▸ **Given exercise**: All records below must be retyped exactly.

(Data records)
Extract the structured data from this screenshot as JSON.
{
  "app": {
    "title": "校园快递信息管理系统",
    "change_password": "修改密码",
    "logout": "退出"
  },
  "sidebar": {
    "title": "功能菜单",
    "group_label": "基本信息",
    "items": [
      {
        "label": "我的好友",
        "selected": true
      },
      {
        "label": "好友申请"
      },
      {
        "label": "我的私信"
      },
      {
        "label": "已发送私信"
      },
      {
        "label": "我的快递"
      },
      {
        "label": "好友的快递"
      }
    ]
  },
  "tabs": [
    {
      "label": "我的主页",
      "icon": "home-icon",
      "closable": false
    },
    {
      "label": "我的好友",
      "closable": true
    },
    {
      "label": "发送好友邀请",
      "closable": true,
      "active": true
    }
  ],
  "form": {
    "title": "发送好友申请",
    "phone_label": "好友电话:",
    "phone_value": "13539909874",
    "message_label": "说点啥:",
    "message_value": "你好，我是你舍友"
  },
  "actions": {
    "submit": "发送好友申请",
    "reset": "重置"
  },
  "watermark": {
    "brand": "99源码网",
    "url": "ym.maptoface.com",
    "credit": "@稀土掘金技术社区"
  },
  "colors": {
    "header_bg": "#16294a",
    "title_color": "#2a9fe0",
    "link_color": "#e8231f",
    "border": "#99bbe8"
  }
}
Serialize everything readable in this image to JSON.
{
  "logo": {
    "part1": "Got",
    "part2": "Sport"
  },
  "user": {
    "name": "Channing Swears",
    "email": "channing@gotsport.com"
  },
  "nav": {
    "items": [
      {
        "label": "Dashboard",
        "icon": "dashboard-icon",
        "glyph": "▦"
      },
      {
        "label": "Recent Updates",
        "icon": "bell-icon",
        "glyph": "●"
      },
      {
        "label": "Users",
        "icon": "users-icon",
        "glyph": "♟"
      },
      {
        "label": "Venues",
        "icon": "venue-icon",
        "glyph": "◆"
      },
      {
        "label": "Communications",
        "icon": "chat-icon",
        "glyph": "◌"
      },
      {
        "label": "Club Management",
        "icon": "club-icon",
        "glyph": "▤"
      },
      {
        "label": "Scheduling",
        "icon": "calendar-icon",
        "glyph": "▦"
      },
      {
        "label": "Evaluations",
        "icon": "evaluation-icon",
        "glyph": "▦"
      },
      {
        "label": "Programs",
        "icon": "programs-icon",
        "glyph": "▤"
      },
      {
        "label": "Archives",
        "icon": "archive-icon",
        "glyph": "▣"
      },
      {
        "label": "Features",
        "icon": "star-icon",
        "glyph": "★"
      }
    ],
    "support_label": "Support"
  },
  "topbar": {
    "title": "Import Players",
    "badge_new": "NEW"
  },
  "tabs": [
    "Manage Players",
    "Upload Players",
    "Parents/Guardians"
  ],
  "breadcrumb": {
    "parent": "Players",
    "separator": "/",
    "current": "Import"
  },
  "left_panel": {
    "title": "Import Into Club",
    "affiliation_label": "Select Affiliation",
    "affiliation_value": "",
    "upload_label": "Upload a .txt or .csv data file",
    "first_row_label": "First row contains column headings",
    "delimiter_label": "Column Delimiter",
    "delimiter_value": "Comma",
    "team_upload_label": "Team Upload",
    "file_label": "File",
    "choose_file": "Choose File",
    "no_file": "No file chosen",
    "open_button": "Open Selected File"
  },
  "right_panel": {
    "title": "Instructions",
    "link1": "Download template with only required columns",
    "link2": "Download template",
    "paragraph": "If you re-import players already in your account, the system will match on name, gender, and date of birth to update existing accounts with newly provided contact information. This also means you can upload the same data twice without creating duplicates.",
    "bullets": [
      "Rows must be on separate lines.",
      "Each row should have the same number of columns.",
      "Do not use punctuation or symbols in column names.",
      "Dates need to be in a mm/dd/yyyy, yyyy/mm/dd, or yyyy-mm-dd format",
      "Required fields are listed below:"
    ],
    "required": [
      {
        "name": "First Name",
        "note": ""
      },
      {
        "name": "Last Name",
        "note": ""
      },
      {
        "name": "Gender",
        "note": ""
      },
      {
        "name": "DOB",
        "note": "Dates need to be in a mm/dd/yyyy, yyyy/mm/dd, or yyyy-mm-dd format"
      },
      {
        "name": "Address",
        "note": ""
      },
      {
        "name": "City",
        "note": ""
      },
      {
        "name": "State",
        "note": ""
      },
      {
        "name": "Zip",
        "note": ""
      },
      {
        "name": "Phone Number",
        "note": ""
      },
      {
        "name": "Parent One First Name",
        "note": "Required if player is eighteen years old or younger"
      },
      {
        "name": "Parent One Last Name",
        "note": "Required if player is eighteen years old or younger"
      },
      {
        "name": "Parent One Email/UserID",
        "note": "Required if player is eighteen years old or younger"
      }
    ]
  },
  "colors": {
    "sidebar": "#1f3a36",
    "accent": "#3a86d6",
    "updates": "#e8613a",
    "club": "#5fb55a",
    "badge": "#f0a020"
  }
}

▸ **Result**:
Extract the structured data from this screenshot as JSON.
{
  "app": {
    "title": "校园快递信息管理系统",
    "change_password": "修改密码",
    "logout": "退出"
  },
  "sidebar": {
    "title": "功能菜单",
    "group_label": "基本信息",
    "items": [
      {
        "label": "我的好友",
        "selected": true
      },
      {
        "label": "好友申请"
      },
      {
        "label": "我的私信"
      },
      {
        "label": "已发送私信"
      },
      {
        "label": "我的快递"
      },
      {
        "label": "好友的快递"
      }
    ]
  },
  "tabs": [
    {
      "label": "我的主页",
      "icon": "home-icon",
      "closable": false
    },
    {
      "label": "我的好友",
      "closable": true
    },
    {
      "label": "发送好友邀请",
      "closable": true,
      "active": true
    }
  ],
  "form": {
    "title": "发送好友申请",
    "phone_label": "好友电话:",
    "phone_value": "13539909874",
    "message_label": "说点啥:",
    "message_value": "你好，我是你舍友"
  },
  "actions": {
    "submit": "发送好友申请",
    "reset": "重置"
  },
  "watermark": {
    "brand": "99源码网",
    "url": "ym.maptoface.com",
    "credit": "@稀土掘金技术社区"
  },
  "colors": {
    "header_bg": "#16294a",
    "title_color": "#2a9fe0",
    "link_color": "#e8231f",
    "border": "#99bbe8"
  }
}
Serialize everything readable in this image to JSON.
{
  "logo": {
    "part1": "Got",
    "part2": "Sport"
  },
  "user": {
    "name": "Channing Swears",
    "email": "channing@gotsport.com"
  },
  "nav": {
    "items": [
      {
        "label": "Dashboard",
        "icon": "dashboard-icon",
        "glyph": "▦"
      },
      {
        "label": "Recent Updates",
        "icon": "bell-icon",
        "glyph": "●"
      },
      {
        "label": "Users",
        "icon": "users-icon",
        "glyph": "♟"
      },
      {
        "label": "Venues",
        "icon": "venue-icon",
        "glyph": "◆"
      },
      {
        "label": "Communications",
        "icon": "chat-icon",
        "glyph": "◌"
      },
      {
        "label": "Club Management",
        "icon": "club-icon",
        "glyph": "▤"
      },
      {
        "label": "Scheduling",
        "icon": "calendar-icon",
        "glyph": "▦"
      },
      {
        "label": "Evaluations",
        "icon": "evaluation-icon",
        "glyph": "▦"
      },
      {
        "label": "Programs",
        "icon": "programs-icon",
        "glyph": "▤"
      },
      {
        "label": "Archives",
        "icon": "archive-icon",
        "glyph": "▣"
      },
      {
        "label": "Features",
        "icon": "star-icon",
        "glyph": "★"
      }
    ],
    "support_label": "Support"
  },
  "topbar": {
    "title": "Import Players",
    "badge_new": "NEW"
  },
  "tabs": [
    "Manage Players",
    "Upload Players",
    "Parents/Guardians"
  ],
  "breadcrumb": {
    "parent": "Players",
    "separator": "/",
    "current": "Import"
  },
  "left_panel": {
    "title": "Import Into Club",
    "affiliation_label": "Select Affiliation",
    "affiliation_value": "",
    "upload_label": "Upload a .txt or .csv data file",
    "first_row_label": "First row contains column headings",
    "delimiter_label": "Column Delimiter",
    "delimiter_value": "Comma",
    "team_upload_label": "Team Upload",
    "file_label": "File",
    "choose_file": "Choose File",
    "no_file": "No file chosen",
    "open_button": "Open Selected File"
  },
  "right_panel": {
    "title": "Instructions",
    "link1": "Download template with only required columns",
    "link2": "Download template",
    "paragraph": "If you re-import players already in your account, the system will match on name, gender, and date of birth to update existing accounts with newly provided contact information. This also means you can upload the same data twice without creating duplicates.",
    "bullets": [
      "Rows must be on separate lines.",
      "Each row should have the same number of columns.",
      "Do not use punctuation or symbols in column names.",
      "Dates need to be in a mm/dd/yyyy, yyyy/mm/dd, or yyyy-mm-dd format",
      "Required fields are listed below:"
    ],
    "required": [
      {
        "name": "First Name",
        "note": ""
      },
      {
        "name": "Last Name",
        "note": ""
      },
      {
        "name": "Gender",
        "note": ""
      },
      {
        "name": "DOB",
        "note": "Dates need to be in a mm/dd/yyyy, yyyy/mm/dd, or yyyy-mm-dd format"
      },
      {
        "name": "Address",
        "note": ""
      },
      {
        "name": "City",
        "note": ""
      },
      {
        "name": "State",
        "note": ""
      },
      {
        "name": "Zip",
        "note": ""
      },
      {
        "name": "Phone Number",
        "note": ""
      },
      {
        "name": "Parent One First Name",
        "note": "Required if player is eighteen years old or younger"
      },
      {
        "name": "Parent One Last Name",
        "note": "Required if player is eighteen years old or younger"
      },
      {
        "name": "Parent One Email/UserID",
        "note": "Required if player is eighteen years old or younger"
      }
    ]
  },
  "colors": {
    "sidebar": "#1f3a36",
    "accent": "#3a86d6",
    "updates": "#e8613a",
    "club": "#5fb55a",
    "badge": "#f0a020"
  }
}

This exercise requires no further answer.